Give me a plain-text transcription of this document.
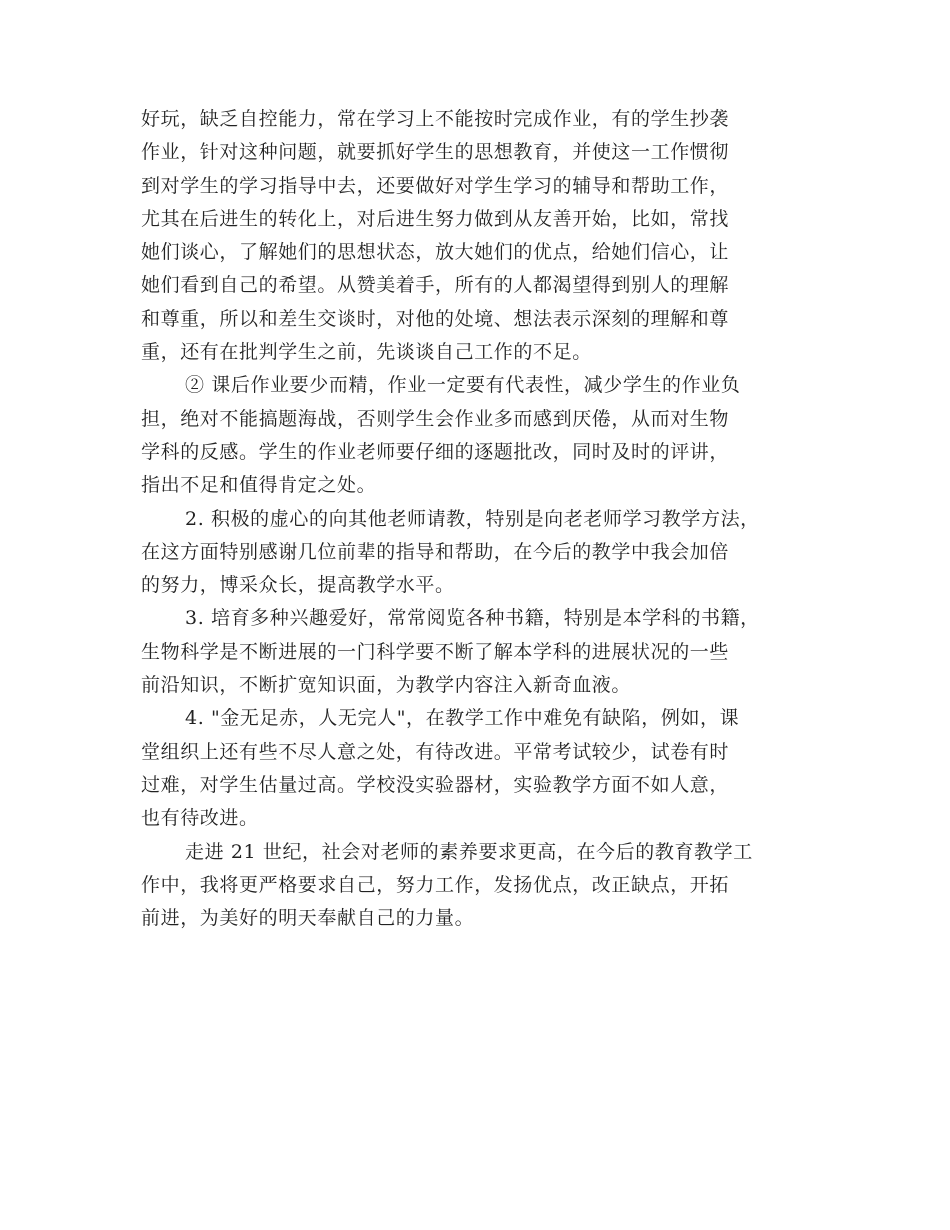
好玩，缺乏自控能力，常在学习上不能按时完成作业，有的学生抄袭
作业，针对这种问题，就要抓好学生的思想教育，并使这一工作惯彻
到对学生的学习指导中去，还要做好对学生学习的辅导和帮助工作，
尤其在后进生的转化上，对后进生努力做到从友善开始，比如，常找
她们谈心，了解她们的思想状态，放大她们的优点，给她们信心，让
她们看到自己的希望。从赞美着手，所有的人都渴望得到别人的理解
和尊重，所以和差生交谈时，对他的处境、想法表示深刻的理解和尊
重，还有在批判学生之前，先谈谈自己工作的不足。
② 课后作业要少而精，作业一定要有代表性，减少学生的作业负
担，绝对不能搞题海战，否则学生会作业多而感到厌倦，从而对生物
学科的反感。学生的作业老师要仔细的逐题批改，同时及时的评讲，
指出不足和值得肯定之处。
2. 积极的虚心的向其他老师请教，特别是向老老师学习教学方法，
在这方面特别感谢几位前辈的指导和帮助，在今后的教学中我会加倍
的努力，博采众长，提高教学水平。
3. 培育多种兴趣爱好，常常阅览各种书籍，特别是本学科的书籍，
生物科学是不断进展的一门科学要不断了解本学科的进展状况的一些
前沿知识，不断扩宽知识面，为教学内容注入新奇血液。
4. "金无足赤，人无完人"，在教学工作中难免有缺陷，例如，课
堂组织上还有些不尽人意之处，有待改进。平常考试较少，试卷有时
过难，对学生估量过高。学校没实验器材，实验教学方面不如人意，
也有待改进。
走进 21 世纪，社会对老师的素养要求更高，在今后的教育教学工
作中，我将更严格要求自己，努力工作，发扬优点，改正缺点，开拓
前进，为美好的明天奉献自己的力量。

...

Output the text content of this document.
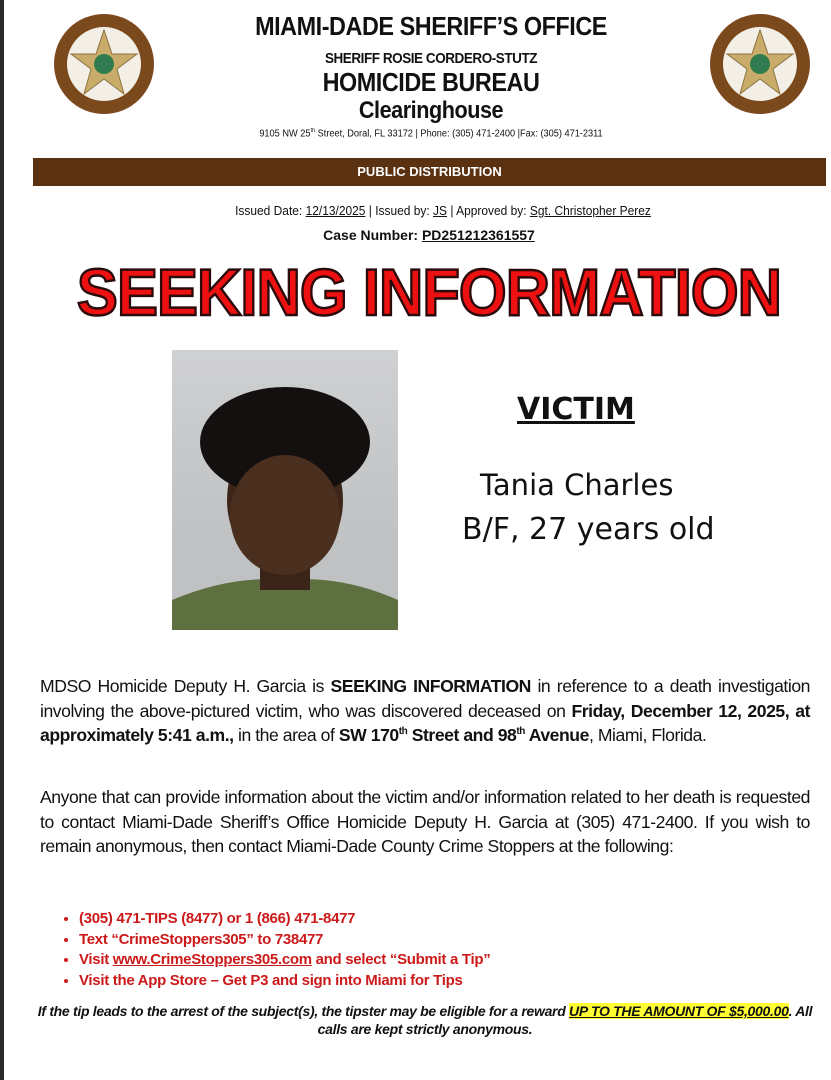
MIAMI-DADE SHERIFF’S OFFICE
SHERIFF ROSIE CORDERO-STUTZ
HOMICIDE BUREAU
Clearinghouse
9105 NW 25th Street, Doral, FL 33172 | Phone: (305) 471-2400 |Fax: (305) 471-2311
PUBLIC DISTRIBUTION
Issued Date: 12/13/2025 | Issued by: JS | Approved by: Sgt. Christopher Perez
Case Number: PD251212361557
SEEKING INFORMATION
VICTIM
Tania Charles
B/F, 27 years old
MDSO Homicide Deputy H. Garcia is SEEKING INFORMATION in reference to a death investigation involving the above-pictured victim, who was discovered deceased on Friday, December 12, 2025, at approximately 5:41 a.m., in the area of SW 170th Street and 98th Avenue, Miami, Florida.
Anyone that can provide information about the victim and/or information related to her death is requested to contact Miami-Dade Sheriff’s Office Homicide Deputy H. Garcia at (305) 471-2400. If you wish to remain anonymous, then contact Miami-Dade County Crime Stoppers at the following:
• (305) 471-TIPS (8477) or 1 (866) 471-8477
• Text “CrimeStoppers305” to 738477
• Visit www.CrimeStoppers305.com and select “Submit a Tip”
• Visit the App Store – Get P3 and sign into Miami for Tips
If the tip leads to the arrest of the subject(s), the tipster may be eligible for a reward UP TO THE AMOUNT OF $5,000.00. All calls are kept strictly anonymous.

==

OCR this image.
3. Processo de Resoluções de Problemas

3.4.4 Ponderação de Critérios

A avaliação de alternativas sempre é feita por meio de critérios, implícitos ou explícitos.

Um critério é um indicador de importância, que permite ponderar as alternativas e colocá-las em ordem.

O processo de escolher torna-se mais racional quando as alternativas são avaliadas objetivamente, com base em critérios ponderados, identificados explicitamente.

__Directive__.
Look through the entries above and report each line where the string "this" occurs.

__Reply to the exercise__.
Give me a plain-text transcription of this document.
Output the text content of this document.
OCR this image.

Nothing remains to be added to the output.